* [Written problem]
Every line of the material is to be quoted verbatim, minus the pictures.
— Start —
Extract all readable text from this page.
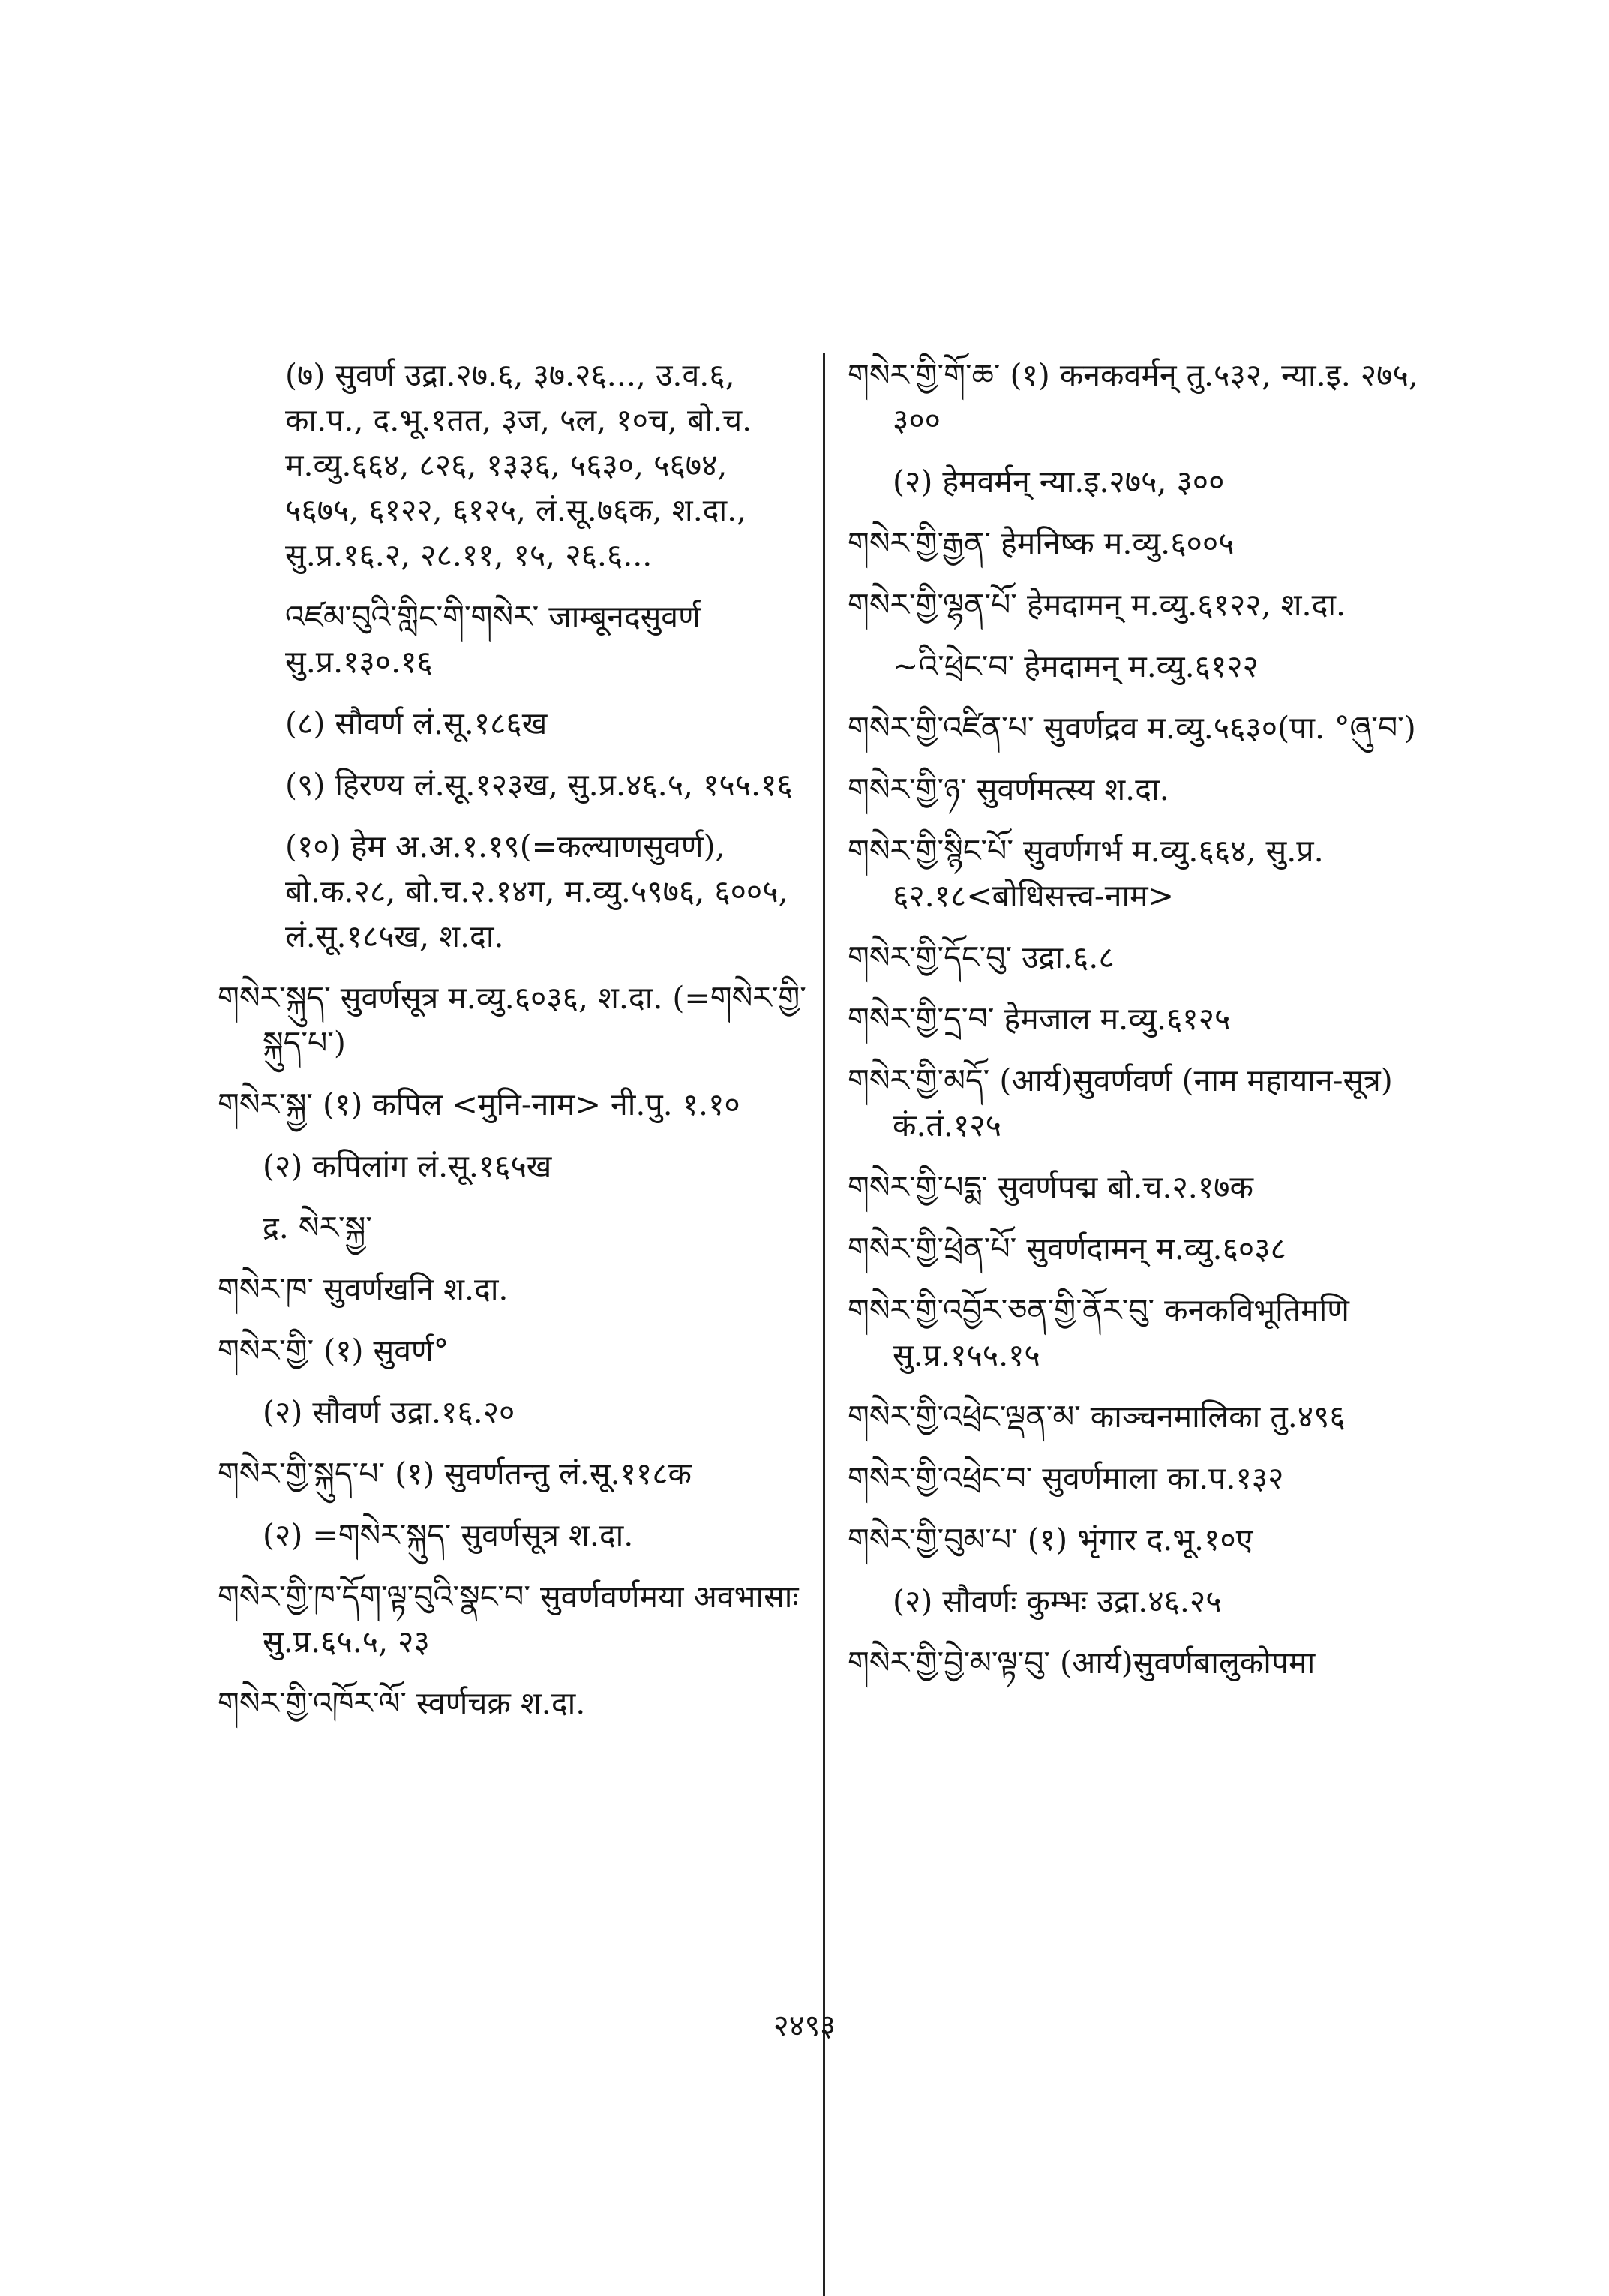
(७) सुवर्ण उद्रा.२७.६, ३७.२६..., उ.व.६, का.प., द.भू.१तत, ३ज, ५ल, १०च, बो.च. म.व्यु.६६४, ८२६, १३३६, ५६३०, ५६७४, ५६७५, ६१२२, ६१२५, लं.सू.७६क, श.दा., सु.प्र.१६.२, २८.११, १५, २६.६...

འཛམ་བུའི་གླིང་གི་གསེར་ जाम्बूनदसुवर्ण सु.प्र.१३०.१६

(८) सौवर्ण लं.सू.१८६ख

(९) हिरण्य लं.सू.१२३ख, सु.प्र.४६.५, १५५.१६

(१०) हेम अ.अ.१.१९(=कल्याणसुवर्ण), बो.क.२८, बो.च.२.१४ग, म.व्यु.५९७६, ६००५, लं.सू.१८५ख, श.दा.

གསེར་སྐུད་ सुवर्णसूत्र म.व्यु.६०३६, श.दा. (=གསེར་གྱི་སྐུད་པ་)

གསེར་སྐྱ་ (१) कपिल <मुनि-नाम> नी.पु. १.१०

(२) कपिलांग लं.सू.१६५ख

द्र. སེར་སྐྱ་

གསེར་ཁ་ सुवर्णखनि श.दा.

གསེར་གྱི་ (१) सुवर्ण°

(२) सौवर्ण उद्रा.१६.२०

གསེར་གྱི་སྐུད་པ་ (१) सुवर्णतन्तु लं.सू.११८क

(२) =གསེར་སྐུད་ सुवर्णसूत्र श.दा.

གསེར་གྱི་ཁ་དོག་ལྟ་བུའི་སྣང་བ་ सुवर्णवर्णमया अवभासाः सु.प्र.६५.५, २३

གསེར་གྱི་འཁོར་ལོ་ स्वर्णचक्र श.दा.

གསེར་གྱི་གོ་ཆ་ (१) कनकवर्मन् तु.५३२, न्या.इ. २७५, ३००

(२) हेमवर्मन् न्या.इ.२७५, ३००

གསེར་གྱི་རྒྱན་ हेमनिष्क म.व्यु.६००५

གསེར་གྱི་ལྷན་པོ་ हेमदामन् म.व्यु.६१२२, श.दा.

~འི་ཕྲེང་བ་ हेमदामन् म.व्यु.६१२२

གསེར་གྱི་འཛིན་པ་ सुवर्णद्रव म.व्यु.५६३०(पा. °ཞུ་བ་)

གསེར་གྱི་ཉ་ सुवर्णमत्स्य श.दा.

གསེར་གྱི་སྙིང་པོ་ सुवर्णगर्भ म.व्यु.६६४, सु.प्र. ६२.१८<बोधिसत्त्व-नाम>

གསེར་གྱི་དོང་བུ་ उद्रा.६.८

གསེར་གྱི་དྲ་བ་ हेमजाल म.व्यु.६१२५

གསེར་གྱི་མདོ་ (आर्य)सुवर्णवर्ण (नाम महायान-सूत्र) कं.तं.१२५

གསེར་གྱི་པདྨ་ सुवर्णपद्म बो.च.२.१७क

གསེར་གྱི་ཕྲེན་པོ་ सुवर्णदामन् म.व्यु.६०३८

གསེར་གྱི་འབྱོར་ཅན་གྱི་ནོར་བུ་ कनकविभूतिमणि सु.प्र.१५५.१५

གསེར་གྱི་འཕྲེང་ལྡན་མ་ काञ्चनमालिका तु.४९६

གསེར་གྱི་འཕྲེང་བ་ सुवर्णमाला का.प.१३२

གསེར་གྱི་བུམ་པ་ (१) भृंगार द.भू.१०ए

(२) सौवर्णः कुम्भः उद्रा.४६.२५

གསེར་གྱི་བྱེ་མ་ལྟ་བུ་ (आर्य)सुवर्णबालुकोपमा

२४९३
— End —
* [The reply]
Extract all readable text from this page.
(७) सुवर्ण उद्रा.२७.६, ३७.२६..., उ.व.६, का.प., द.भू.१तत, ३ज, ५ल, १०च, बो.च. म.व्यु.६६४, ८२६, १३३६, ५६३०, ५६७४, ५६७५, ६१२२, ६१२५, लं.सू.७६क, श.दा., सु.प्र.१६.२, २८.११, १५, २६.६...

འཛམ་བུའི་གླིང་གི་གསེར་ जाम्बूनदसुवर्ण सु.प्र.१३०.१६

(८) सौवर्ण लं.सू.१८६ख

(९) हिरण्य लं.सू.१२३ख, सु.प्र.४६.५, १५५.१६

(१०) हेम अ.अ.१.१९(=कल्याणसुवर्ण), बो.क.२८, बो.च.२.१४ग, म.व्यु.५९७६, ६००५, लं.सू.१८५ख, श.दा.

གསེར་སྐུད་ सुवर्णसूत्र म.व्यु.६०३६, श.दा. (=གསེར་གྱི་སྐུད་པ་)

གསེར་སྐྱ་ (१) कपिल <मुनि-नाम> नी.पु. १.१०

(२) कपिलांग लं.सू.१६५ख

द्र. སེར་སྐྱ་

གསེར་ཁ་ सुवर्णखनि श.दा.

གསེར་གྱི་ (१) सुवर्ण°

(२) सौवर्ण उद्रा.१६.२०

གསེར་གྱི་སྐུད་པ་ (१) सुवर्णतन्तु लं.सू.११८क

(२) =གསེར་སྐུད་ सुवर्णसूत्र श.दा.

གསེར་གྱི་ཁ་དོག་ལྟ་བུའི་སྣང་བ་ सुवर्णवर्णमया अवभासाः सु.प्र.६५.५, २३

གསེར་གྱི་འཁོར་ལོ་ स्वर्णचक्र श.दा.

གསེར་གྱི་གོ་ཆ་ (१) कनकवर्मन् तु.५३२, न्या.इ. २७५, ३००

(२) हेमवर्मन् न्या.इ.२७५, ३००

གསེར་གྱི་རྒྱན་ हेमनिष्क म.व्यु.६००५

གསེར་གྱི་ལྷན་པོ་ हेमदामन् म.व्यु.६१२२, श.दा.

~འི་ཕྲེང་བ་ हेमदामन् म.व्यु.६१२२

གསེར་གྱི་འཛིན་པ་ सुवर्णद्रव म.व्यु.५६३०(पा. °ཞུ་བ་)

གསེར་གྱི་ཉ་ सुवर्णमत्स्य श.दा.

གསེར་གྱི་སྙིང་པོ་ सुवर्णगर्भ म.व्यु.६६४, सु.प्र. ६२.१८<बोधिसत्त्व-नाम>

གསེར་གྱི་དོང་བུ་ उद्रा.६.८

གསེར་གྱི་དྲ་བ་ हेमजाल म.व्यु.६१२५

གསེར་གྱི་མདོ་ (आर्य)सुवर्णवर्ण (नाम महायान-सूत्र) कं.तं.१२५

གསེར་གྱི་པདྨ་ सुवर्णपद्म बो.च.२.१७क

གསེར་གྱི་ཕྲེན་པོ་ सुवर्णदामन् म.व्यु.६०३८

གསེར་གྱི་འབྱོར་ཅན་གྱི་ནོར་བུ་ कनकविभूतिमणि सु.प्र.१५५.१५

གསེར་གྱི་འཕྲེང་ལྡན་མ་ काञ्चनमालिका तु.४९६

གསེར་གྱི་འཕྲེང་བ་ सुवर्णमाला का.प.१३२

གསེར་གྱི་བུམ་པ་ (१) भृंगार द.भू.१०ए

(२) सौवर्णः कुम्भः उद्रा.४६.२५

གསེར་གྱི་བྱེ་མ་ལྟ་བུ་ (आर्य)सुवर्णबालुकोपमा

२४९३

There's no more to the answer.